(Extracted records)
··········
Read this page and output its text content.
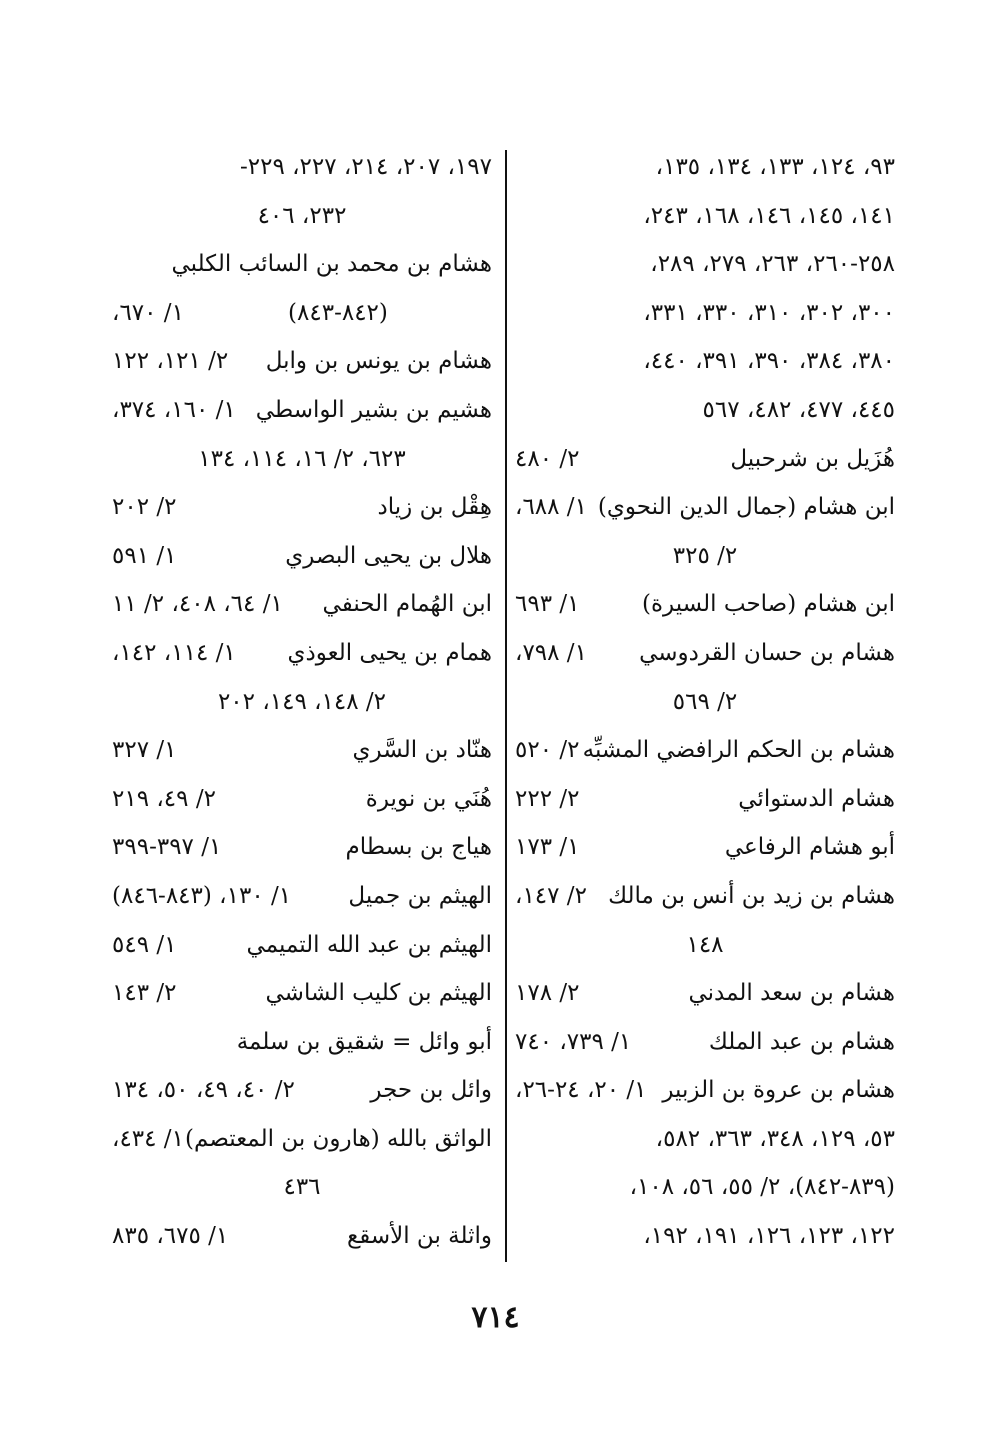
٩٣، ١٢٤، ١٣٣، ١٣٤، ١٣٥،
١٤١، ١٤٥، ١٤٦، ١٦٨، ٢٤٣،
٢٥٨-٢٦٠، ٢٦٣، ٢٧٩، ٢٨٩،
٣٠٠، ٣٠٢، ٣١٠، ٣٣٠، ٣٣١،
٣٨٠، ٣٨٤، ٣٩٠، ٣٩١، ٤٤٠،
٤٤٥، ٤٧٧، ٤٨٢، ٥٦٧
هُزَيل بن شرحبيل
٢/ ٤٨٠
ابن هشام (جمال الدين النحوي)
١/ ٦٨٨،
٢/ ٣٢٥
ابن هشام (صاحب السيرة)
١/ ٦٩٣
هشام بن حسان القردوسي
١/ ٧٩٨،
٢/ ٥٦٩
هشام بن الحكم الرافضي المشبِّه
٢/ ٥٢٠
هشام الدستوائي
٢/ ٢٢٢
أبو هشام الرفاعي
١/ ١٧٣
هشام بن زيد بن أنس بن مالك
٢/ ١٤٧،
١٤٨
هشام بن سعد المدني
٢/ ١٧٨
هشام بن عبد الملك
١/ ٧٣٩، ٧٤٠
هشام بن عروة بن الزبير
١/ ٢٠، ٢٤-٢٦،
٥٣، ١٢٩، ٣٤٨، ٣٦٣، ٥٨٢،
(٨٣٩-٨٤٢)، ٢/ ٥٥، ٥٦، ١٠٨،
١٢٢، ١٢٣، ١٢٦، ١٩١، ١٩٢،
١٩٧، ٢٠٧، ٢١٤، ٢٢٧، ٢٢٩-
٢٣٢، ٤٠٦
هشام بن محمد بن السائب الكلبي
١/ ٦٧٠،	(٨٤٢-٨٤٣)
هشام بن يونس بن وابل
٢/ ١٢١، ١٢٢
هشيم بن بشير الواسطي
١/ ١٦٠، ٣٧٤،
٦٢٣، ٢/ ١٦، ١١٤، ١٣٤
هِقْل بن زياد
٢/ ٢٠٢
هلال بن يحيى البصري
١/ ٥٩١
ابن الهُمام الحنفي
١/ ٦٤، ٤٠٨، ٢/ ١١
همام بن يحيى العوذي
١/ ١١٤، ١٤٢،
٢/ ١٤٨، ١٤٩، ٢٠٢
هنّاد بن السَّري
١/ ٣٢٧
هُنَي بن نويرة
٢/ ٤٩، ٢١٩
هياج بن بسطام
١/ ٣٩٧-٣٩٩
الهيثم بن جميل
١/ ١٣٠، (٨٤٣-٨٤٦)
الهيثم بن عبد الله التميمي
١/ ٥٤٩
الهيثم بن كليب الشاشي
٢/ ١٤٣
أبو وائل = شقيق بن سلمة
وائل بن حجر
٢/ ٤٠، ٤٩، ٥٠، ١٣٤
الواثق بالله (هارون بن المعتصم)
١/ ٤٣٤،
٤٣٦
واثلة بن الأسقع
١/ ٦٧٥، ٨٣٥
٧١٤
··········
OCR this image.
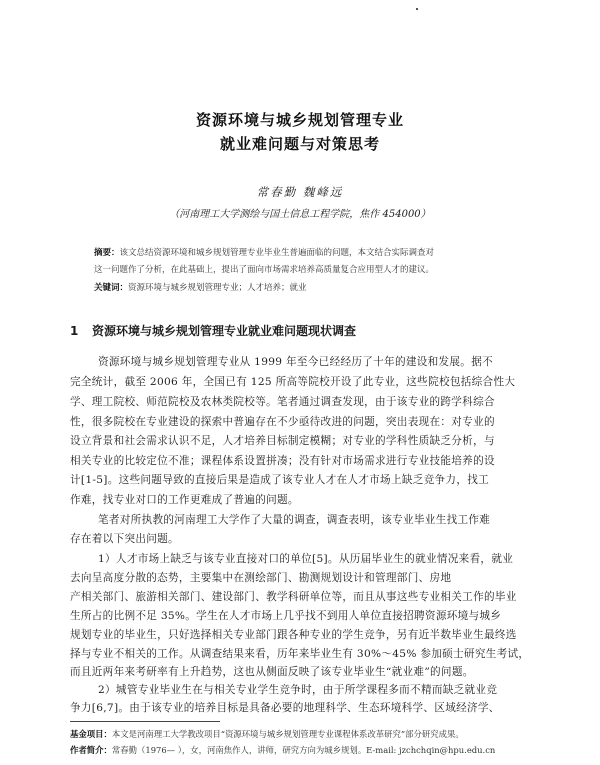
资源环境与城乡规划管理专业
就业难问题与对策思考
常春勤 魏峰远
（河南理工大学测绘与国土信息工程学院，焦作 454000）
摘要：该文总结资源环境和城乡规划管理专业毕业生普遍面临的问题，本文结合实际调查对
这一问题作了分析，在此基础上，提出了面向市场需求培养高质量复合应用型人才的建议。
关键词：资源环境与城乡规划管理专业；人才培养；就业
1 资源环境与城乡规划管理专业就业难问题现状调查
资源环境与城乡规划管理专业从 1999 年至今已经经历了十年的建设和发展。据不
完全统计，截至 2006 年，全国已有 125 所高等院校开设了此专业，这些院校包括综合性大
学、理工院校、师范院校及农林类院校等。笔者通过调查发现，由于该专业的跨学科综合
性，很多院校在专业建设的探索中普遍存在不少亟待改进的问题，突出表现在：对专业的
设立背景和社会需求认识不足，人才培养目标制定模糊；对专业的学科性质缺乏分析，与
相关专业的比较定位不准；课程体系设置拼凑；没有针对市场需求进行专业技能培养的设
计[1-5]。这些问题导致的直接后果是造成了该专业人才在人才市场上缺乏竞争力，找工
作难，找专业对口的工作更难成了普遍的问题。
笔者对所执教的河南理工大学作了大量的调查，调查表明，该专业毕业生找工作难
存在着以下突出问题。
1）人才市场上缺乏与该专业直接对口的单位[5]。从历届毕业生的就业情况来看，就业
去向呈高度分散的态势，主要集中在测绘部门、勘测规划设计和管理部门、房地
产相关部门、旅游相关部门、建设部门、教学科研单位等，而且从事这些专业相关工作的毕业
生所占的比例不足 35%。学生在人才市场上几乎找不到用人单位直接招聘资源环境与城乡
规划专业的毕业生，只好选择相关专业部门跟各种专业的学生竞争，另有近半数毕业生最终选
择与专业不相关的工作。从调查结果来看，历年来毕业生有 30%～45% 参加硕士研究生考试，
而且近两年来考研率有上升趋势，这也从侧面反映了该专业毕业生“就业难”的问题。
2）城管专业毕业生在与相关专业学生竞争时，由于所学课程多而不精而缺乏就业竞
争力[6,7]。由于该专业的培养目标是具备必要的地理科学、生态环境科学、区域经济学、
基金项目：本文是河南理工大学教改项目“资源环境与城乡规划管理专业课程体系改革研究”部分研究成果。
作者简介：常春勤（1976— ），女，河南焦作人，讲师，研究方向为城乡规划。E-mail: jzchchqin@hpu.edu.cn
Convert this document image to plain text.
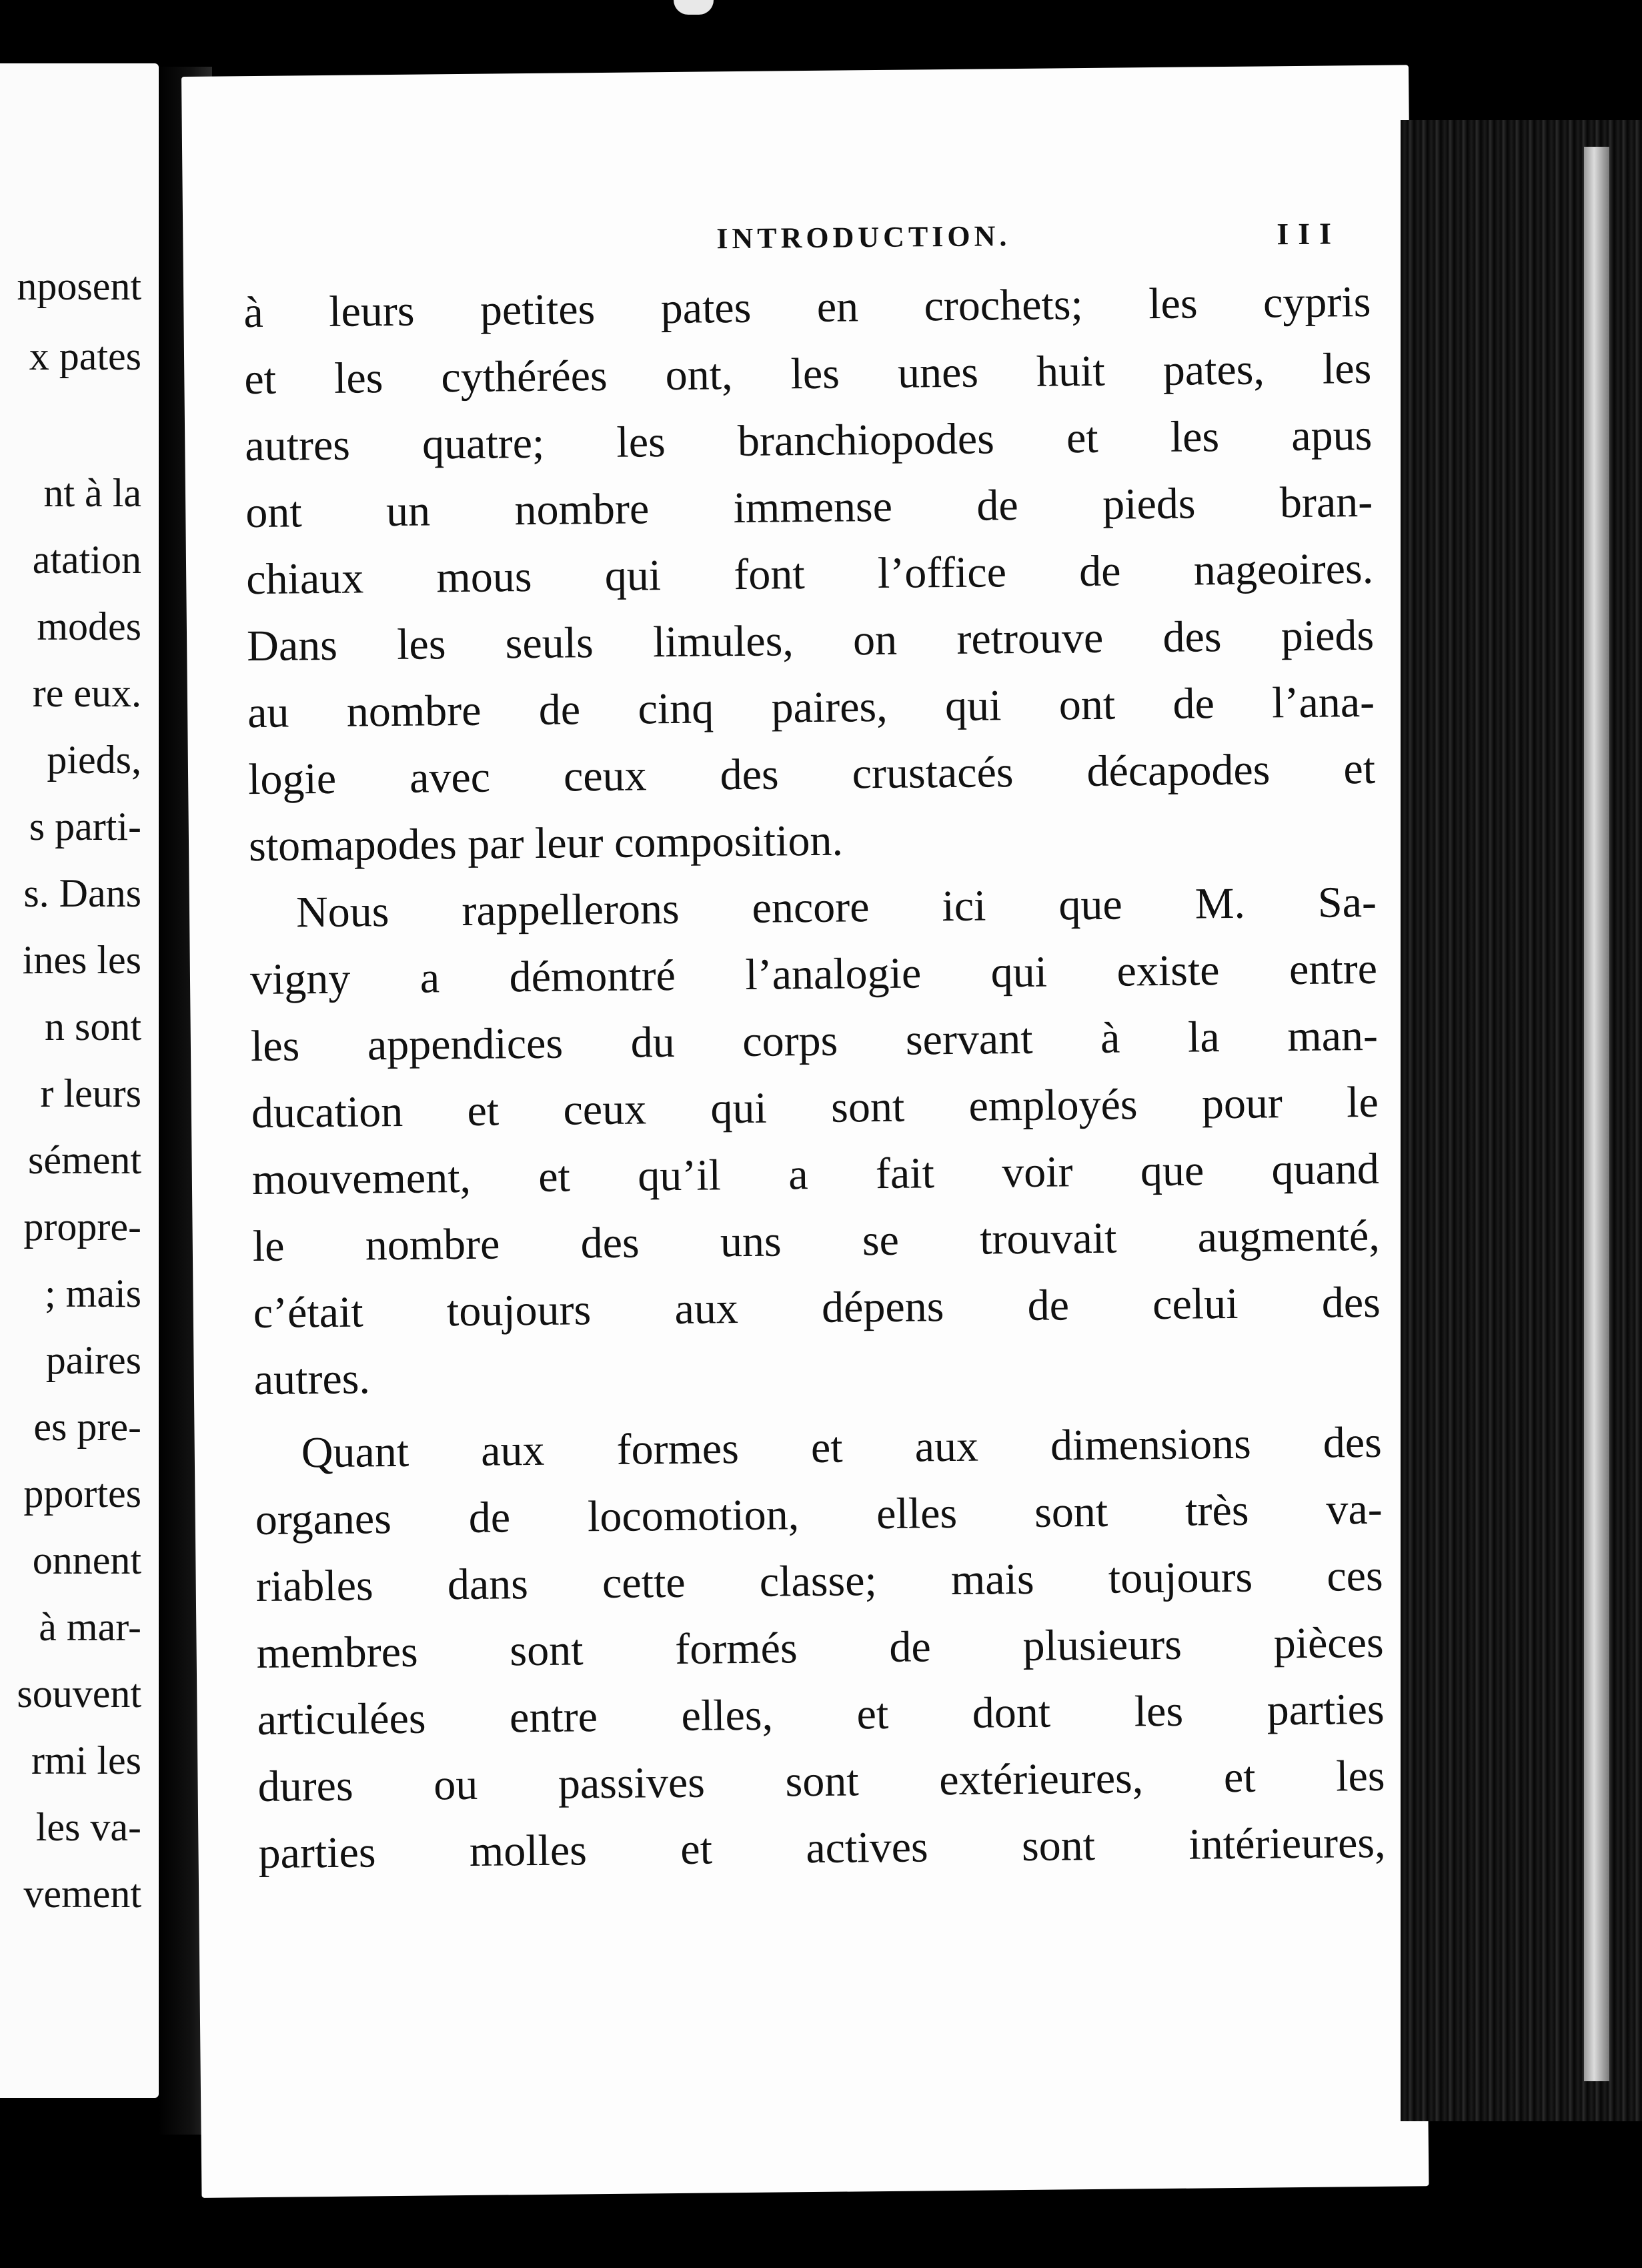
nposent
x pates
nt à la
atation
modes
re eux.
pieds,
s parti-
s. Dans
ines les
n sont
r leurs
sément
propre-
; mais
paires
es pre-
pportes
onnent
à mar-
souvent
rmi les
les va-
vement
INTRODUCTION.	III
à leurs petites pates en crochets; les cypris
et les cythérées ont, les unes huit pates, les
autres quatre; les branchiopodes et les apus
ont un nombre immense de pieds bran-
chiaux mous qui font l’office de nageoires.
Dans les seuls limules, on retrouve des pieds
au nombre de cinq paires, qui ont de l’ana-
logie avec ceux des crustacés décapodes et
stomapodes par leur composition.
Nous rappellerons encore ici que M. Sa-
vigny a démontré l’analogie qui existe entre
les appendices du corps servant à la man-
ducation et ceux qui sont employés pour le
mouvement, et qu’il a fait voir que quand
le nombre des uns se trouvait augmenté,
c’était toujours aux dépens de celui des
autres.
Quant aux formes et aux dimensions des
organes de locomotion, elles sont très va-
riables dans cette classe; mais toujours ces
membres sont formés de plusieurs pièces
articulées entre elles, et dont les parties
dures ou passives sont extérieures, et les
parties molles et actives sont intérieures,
··········
> **PROBLEM TO SOLVE**
Read the data above. Pull out each line in which the string "ceux" appears.

> **SOLVED EXERCISE**
logie avec ceux des crustacés décapodes et
ducation et ceux qui sont employés pour le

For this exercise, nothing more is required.